» Provided text:

The app was running, all the supporters were able to support and the comments on social networks were that the app made it really simple to do support. We were very proud :)

We didn’t want to release any new feature with that many users on the site, so we decided to merge a version with Angular V.6 and lazzy we were wroking on, it was a good time to to work on that, we said. The site started to load slower, for some users it took them more than 30 seconds to load the page. That was weird. Our team was not comfortable with that and we couldn’t understand what was causing it and now we had our code with a completly new version of Angular, and probably many other bugs in production.

Our team started to rush this new release and refactor almost everything to lazy load everything we can. We did a refactor live. It was a huge risk and we wanted this campaign to be perfect, so we did it! In just a day and a half, our team had the first release ready in the new version. After some tests, it looked like the refactor helped the app’s speed, but it was not as fast as we wanted it. Our goal was to load in 3 seconds and it wasn’t working as we expected. This was our first clue that something within Firebase could be improved.

When we accessed the Firebase Dashboard, we realized that with that many visitors and supports happening our Firestore Service was not just overloaded, but that we had a huge debt with Google, we had spent $30,356.56 USD in just 72 hours!

Our billing dashboard afterwards

A VERY EXPENSIVE CODE MISTAKE

Since the campaign was released, and for the next 48 hours, we had use lot of resources of Firestore, our billing came up to $35,000 USD!!! We did more than 46 BILLION requests to Firestore. Yes, billion with a B.

» Entries supplied:
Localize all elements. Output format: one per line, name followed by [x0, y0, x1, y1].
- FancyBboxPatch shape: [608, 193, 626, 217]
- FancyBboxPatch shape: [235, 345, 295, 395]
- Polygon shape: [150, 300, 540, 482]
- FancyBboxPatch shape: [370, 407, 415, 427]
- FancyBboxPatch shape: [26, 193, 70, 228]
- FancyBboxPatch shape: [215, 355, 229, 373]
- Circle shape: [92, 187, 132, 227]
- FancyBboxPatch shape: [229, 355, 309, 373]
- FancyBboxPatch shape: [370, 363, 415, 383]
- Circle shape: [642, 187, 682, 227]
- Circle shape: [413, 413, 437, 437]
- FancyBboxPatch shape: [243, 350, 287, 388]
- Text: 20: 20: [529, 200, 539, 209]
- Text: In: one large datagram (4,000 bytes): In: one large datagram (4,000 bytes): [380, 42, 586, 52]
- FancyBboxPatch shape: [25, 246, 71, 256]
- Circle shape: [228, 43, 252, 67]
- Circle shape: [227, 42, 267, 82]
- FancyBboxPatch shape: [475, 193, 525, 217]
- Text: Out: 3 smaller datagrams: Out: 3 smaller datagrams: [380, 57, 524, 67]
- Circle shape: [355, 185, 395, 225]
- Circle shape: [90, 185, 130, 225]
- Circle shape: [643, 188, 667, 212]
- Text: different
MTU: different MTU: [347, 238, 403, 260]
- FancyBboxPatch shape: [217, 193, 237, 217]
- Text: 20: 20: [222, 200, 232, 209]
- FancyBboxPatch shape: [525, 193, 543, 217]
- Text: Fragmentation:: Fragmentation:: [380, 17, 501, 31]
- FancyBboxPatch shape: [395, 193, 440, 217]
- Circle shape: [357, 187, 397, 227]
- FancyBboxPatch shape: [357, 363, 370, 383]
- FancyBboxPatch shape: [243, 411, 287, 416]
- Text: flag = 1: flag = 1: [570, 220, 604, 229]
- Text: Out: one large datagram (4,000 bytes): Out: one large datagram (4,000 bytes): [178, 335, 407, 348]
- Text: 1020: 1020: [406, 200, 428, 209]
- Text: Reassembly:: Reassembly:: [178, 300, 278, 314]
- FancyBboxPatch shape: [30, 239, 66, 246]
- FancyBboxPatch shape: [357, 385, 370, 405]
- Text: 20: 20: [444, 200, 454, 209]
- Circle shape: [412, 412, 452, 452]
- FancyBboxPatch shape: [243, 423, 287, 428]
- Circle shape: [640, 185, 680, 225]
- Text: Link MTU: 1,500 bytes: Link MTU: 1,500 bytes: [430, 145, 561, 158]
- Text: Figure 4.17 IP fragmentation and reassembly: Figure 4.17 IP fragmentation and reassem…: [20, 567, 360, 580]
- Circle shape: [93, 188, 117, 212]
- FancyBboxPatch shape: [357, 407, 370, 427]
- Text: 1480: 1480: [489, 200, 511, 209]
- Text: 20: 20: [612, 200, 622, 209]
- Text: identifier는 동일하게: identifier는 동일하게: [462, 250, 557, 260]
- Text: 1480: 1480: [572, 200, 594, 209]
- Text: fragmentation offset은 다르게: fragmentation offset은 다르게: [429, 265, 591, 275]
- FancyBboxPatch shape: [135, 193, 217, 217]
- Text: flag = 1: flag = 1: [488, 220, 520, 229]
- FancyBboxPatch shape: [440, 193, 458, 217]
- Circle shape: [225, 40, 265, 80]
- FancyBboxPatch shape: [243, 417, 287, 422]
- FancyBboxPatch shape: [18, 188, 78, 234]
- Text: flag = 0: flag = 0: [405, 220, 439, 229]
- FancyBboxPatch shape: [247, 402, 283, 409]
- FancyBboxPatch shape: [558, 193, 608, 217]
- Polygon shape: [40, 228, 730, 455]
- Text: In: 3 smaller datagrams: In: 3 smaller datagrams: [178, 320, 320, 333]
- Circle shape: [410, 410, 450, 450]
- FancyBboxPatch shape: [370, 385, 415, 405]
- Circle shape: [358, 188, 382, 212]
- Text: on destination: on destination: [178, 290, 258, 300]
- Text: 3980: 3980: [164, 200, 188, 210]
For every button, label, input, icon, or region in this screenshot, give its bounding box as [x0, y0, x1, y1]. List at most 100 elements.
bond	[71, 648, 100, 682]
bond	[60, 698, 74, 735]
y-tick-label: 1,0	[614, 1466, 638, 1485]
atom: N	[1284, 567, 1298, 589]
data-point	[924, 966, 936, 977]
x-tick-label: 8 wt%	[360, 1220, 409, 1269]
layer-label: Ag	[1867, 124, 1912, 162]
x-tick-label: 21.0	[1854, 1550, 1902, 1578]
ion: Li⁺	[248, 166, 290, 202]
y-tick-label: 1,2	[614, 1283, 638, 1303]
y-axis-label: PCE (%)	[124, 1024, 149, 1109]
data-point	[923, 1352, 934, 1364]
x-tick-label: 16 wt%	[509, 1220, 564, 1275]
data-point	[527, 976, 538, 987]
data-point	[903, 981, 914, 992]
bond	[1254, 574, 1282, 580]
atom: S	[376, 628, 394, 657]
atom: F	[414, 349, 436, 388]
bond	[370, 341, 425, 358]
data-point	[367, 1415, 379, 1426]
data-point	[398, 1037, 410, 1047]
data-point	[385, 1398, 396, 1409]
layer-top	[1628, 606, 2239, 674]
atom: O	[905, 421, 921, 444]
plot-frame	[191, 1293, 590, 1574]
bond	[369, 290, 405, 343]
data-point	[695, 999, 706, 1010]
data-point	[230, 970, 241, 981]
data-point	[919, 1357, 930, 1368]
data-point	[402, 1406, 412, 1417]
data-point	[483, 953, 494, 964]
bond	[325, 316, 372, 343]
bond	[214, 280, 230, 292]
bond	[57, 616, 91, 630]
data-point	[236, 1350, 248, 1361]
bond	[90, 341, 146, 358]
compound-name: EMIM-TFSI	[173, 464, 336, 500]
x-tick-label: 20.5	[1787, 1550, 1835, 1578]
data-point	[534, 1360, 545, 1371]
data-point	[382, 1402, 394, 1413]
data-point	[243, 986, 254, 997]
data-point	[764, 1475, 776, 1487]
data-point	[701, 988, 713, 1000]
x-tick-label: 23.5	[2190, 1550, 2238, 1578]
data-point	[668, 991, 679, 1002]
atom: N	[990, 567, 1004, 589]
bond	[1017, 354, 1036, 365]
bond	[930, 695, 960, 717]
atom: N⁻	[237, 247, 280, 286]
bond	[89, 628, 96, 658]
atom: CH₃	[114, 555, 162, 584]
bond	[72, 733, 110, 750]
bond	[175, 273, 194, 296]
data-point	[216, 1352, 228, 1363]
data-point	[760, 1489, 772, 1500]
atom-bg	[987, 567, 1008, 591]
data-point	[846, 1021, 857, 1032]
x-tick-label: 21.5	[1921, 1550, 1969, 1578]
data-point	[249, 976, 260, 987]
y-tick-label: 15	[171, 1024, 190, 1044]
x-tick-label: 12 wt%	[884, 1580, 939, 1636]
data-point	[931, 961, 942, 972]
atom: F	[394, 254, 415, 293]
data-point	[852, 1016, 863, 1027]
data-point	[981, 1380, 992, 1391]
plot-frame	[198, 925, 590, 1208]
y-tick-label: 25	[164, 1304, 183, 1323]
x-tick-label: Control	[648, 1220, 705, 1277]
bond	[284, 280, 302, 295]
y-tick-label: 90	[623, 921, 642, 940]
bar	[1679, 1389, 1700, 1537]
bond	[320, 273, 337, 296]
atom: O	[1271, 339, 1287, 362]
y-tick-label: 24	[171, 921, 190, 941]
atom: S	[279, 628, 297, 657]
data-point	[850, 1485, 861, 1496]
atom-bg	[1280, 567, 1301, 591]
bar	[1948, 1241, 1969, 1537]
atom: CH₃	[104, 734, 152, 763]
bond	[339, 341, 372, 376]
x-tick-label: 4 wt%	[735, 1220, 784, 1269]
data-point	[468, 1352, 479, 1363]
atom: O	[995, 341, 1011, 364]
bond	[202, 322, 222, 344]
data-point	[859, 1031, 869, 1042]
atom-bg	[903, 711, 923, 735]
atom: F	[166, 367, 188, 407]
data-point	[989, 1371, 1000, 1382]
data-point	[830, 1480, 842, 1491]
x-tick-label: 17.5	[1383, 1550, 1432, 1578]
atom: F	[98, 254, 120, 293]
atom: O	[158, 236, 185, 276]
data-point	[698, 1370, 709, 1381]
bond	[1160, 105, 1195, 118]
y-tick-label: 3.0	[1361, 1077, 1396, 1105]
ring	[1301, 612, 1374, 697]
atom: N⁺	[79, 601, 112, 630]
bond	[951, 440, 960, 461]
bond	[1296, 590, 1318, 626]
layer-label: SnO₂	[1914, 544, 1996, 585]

» Required tasks:
1. In the Firebase billing text, what load time was the team aiming for?
2. Duplicate the part of the Firebase billing text that opens with the words containing "The app was" and closes with "were very proud :)".

» Solutions to the exercise:
1. 3 seconds

2.
The app was running, all the supporters were able to support and the comments on social networks were that the app made it really simple to do support. We were very proud :)